◆ **Text shown**
........
You also wrote "I have heard pyls say that it is not their place or role to ensure their emotional safety." I have to say I only agree with this after the bond of complete trust has been established. To put your emotional safety in the hands of someone you may still not be too sure about IS taking responsibilty for your emotional well being but to an extent saying you are not responsible for how it turns out. Choice and consequence are linked by design. Even someone in a 24/7 relationship has made the choice to have no choice. And I would think some consideration went into it on both parties ends before entering into such a mutual agreement.

One is still making a choice whether they actively see it as one or not. It doesn't just apply to BDSM but to life as a whole. When I choose to give in or surrender some part of myself and relinquish it to my SO I have simply made the choice to trust, both him and myself for deciding to do so.

One of the things that appeals to me about BDSM is the active knowledge of the machinations of relationship. That it is not hazy that or how giving and receiving takes place. It comes with clarity and when first wading in I still had the habits of non BDSM relationships which were also within the dynamics of hearts/souls but not with the same vivid participation in the arena that I see in BDSM. Because of this I have found that self clarity (I'm not done by any means and am evolving every second as we all are) is the healthiest way for me to approach this lifestyle and those in it that I come in contact with. At the beginning of things for me now I find that my gift of choice is of the utmost importance because of the development I wish to see in myself and what I want to give to my SO. I know he is more pleased with me as a full individual who brings to him my whole with my complete knowledge I am doing so and it heightens the experience for us both.

You also wrote: "We know how difficult it can be to meet the right person for you, as a pyl you could go through this process more than once and emotionally invest each time, potentially getting hurt each time it does not work out."

I find this is where the strength of the sub is called to the fore. The stronger I feel in my own skin the more the thought of being hurt does not destroy me. The potential for emotional hurt is a factor in life itself whether with heartbreak or a sour conversation with a friend or stranger saying something hurtful to us on a sidwalk. One thing for sure in life....you will get your feelings hurt. But the redemptive part of the human spirit is to know deep down that you will recover. I meditate daily and this helps a great deal with my remaining centered in that. And past heartbreak serves not as a reason to remain closed for me....but the reason I open again. Because no matter how my heart broke....or how many oceans of tears I cried....I recovered...that is what I hold onto....and it is our strength....the strength of rebirth.
........
◆ **Set problem A**
Summarize the text about choice and emotional safety in BDSM in two sentences.
◆ **Set problem B**
Copy out the passage of the text about choice and emotional safety word for word, from "One is still" to "deciding to do so.".
........
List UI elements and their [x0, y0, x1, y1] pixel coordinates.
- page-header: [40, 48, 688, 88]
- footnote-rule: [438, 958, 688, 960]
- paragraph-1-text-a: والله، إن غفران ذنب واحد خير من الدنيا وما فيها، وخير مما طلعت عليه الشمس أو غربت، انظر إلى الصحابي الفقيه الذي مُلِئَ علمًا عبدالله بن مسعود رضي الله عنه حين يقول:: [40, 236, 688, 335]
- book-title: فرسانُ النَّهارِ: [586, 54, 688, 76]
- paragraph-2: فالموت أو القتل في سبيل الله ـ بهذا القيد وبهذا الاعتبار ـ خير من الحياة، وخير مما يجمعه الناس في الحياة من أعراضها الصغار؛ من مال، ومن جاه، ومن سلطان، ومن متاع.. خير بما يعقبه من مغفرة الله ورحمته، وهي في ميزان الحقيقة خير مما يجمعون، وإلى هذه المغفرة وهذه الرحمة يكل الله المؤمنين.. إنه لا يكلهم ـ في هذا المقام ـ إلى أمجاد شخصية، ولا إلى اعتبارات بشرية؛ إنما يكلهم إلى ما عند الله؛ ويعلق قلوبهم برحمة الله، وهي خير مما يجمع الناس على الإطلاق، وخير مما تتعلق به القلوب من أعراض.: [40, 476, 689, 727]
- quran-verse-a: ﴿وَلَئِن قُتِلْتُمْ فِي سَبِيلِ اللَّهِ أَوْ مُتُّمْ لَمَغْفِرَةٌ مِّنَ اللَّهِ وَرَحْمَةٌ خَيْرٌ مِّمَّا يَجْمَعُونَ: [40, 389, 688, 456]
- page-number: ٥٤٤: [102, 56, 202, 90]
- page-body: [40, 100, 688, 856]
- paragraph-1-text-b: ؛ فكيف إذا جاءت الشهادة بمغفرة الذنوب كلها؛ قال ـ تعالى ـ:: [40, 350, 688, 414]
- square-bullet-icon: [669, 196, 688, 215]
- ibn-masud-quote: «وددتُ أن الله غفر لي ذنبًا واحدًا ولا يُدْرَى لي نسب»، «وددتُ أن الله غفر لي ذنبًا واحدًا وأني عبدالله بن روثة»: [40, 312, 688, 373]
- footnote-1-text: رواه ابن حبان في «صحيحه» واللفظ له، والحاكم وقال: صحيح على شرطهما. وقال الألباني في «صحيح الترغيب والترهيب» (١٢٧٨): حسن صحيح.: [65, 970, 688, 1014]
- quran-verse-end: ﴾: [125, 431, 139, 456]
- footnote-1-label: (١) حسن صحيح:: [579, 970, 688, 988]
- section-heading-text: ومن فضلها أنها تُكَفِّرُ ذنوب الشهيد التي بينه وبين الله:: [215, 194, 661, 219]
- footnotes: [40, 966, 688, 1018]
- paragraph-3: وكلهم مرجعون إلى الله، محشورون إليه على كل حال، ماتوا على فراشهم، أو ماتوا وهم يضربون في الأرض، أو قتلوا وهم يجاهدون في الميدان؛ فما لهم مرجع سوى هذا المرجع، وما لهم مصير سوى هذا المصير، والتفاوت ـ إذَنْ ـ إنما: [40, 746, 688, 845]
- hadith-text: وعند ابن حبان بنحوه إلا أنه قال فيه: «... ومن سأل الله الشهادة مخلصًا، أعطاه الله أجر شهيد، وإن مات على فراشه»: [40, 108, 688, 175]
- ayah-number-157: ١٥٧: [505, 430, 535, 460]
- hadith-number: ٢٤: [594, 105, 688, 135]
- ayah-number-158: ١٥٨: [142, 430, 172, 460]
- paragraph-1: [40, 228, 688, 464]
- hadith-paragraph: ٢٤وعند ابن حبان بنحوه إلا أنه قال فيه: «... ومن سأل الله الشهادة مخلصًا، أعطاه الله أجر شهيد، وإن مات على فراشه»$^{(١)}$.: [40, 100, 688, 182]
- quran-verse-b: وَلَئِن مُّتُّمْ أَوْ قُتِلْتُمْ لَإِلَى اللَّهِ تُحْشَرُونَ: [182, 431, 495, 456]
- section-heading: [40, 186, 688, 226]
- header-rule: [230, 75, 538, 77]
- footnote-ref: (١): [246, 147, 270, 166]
........
◆ **Task output A**
The writer holds that even giving up control is a choice, and that handing emotional safety to someone is sound only once complete trust has been established. Since emotional hurt is part of life itself, the writer sees the sub's strength and the knowledge of having recovered from past heartbreak as the reason to open again.

◆ **Task output B**
One is still making a choice whether they actively see it as one or not. It doesn't just apply to BDSM but to life as a whole. When I choose to give in or surrender some part of myself and relinquish it to my SO I have simply made the choice to trust, both him and myself for deciding to do so.